Send back the entries below exactly as they appear.

-.-.-

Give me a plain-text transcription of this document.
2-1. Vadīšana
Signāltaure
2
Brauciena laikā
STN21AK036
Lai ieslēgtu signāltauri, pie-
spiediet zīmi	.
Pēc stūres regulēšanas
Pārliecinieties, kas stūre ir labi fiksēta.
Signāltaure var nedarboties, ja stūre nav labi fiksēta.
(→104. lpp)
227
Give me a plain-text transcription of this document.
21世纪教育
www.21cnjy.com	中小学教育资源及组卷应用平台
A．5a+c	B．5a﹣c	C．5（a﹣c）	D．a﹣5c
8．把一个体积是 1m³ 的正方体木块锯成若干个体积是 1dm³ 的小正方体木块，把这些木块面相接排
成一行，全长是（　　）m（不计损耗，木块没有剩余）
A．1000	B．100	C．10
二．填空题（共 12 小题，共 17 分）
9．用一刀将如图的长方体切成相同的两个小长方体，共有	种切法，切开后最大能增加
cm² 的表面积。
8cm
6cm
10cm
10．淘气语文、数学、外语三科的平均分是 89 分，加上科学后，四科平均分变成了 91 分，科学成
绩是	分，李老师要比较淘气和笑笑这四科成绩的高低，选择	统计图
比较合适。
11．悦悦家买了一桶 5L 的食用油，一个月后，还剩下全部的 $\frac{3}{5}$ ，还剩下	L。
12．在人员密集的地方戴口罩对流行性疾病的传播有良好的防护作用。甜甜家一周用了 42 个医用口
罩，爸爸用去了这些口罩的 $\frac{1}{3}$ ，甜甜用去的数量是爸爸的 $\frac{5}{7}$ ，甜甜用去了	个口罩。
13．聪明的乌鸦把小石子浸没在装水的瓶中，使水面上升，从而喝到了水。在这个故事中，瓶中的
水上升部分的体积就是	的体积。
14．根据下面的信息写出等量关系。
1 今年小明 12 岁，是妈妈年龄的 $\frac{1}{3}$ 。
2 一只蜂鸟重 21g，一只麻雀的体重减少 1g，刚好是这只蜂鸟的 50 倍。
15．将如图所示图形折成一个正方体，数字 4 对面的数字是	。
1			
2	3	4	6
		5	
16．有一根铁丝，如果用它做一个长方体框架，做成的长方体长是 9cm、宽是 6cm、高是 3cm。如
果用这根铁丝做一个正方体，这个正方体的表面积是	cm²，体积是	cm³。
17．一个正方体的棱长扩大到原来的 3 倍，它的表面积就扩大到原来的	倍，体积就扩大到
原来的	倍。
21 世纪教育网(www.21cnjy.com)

-.-.-

OUTPUT –
Give me a plain-text transcription of this document.
2-1. Vadīšana
Signāltaure
2
Brauciena laikā
STN21AK036
Lai ieslēgtu signāltauri, pie-
spiediet zīmi	.
Pēc stūres regulēšanas
Pārliecinieties, kas stūre ir labi fiksēta.
Signāltaure var nedarboties, ja stūre nav labi fiksēta.
(→104. lpp)
227
Give me a plain-text transcription of this document.
21世纪教育
www.21cnjy.com	中小学教育资源及组卷应用平台
A．5a+c	B．5a﹣c	C．5（a﹣c）	D．a﹣5c
8．把一个体积是 1m³ 的正方体木块锯成若干个体积是 1dm³ 的小正方体木块，把这些木块面相接排
成一行，全长是（　　）m（不计损耗，木块没有剩余）
A．1000	B．100	C．10
二．填空题（共 12 小题，共 17 分）
9．用一刀将如图的长方体切成相同的两个小长方体，共有	种切法，切开后最大能增加
cm² 的表面积。
8cm
6cm
10cm
10．淘气语文、数学、外语三科的平均分是 89 分，加上科学后，四科平均分变成了 91 分，科学成
绩是	分，李老师要比较淘气和笑笑这四科成绩的高低，选择	统计图
比较合适。
11．悦悦家买了一桶 5L 的食用油，一个月后，还剩下全部的 $\frac{3}{5}$ ，还剩下	L。
12．在人员密集的地方戴口罩对流行性疾病的传播有良好的防护作用。甜甜家一周用了 42 个医用口
罩，爸爸用去了这些口罩的 $\frac{1}{3}$ ，甜甜用去的数量是爸爸的 $\frac{5}{7}$ ，甜甜用去了	个口罩。
13．聪明的乌鸦把小石子浸没在装水的瓶中，使水面上升，从而喝到了水。在这个故事中，瓶中的
水上升部分的体积就是	的体积。
14．根据下面的信息写出等量关系。
1 今年小明 12 岁，是妈妈年龄的 $\frac{1}{3}$ 。
2 一只蜂鸟重 21g，一只麻雀的体重减少 1g，刚好是这只蜂鸟的 50 倍。
15．将如图所示图形折成一个正方体，数字 4 对面的数字是	。
1			
2	3	4	6
		5	
16．有一根铁丝，如果用它做一个长方体框架，做成的长方体长是 9cm、宽是 6cm、高是 3cm。如
果用这根铁丝做一个正方体，这个正方体的表面积是	cm²，体积是	cm³。
17．一个正方体的棱长扩大到原来的 3 倍，它的表面积就扩大到原来的	倍，体积就扩大到
原来的	倍。
21 世纪教育网(www.21cnjy.com)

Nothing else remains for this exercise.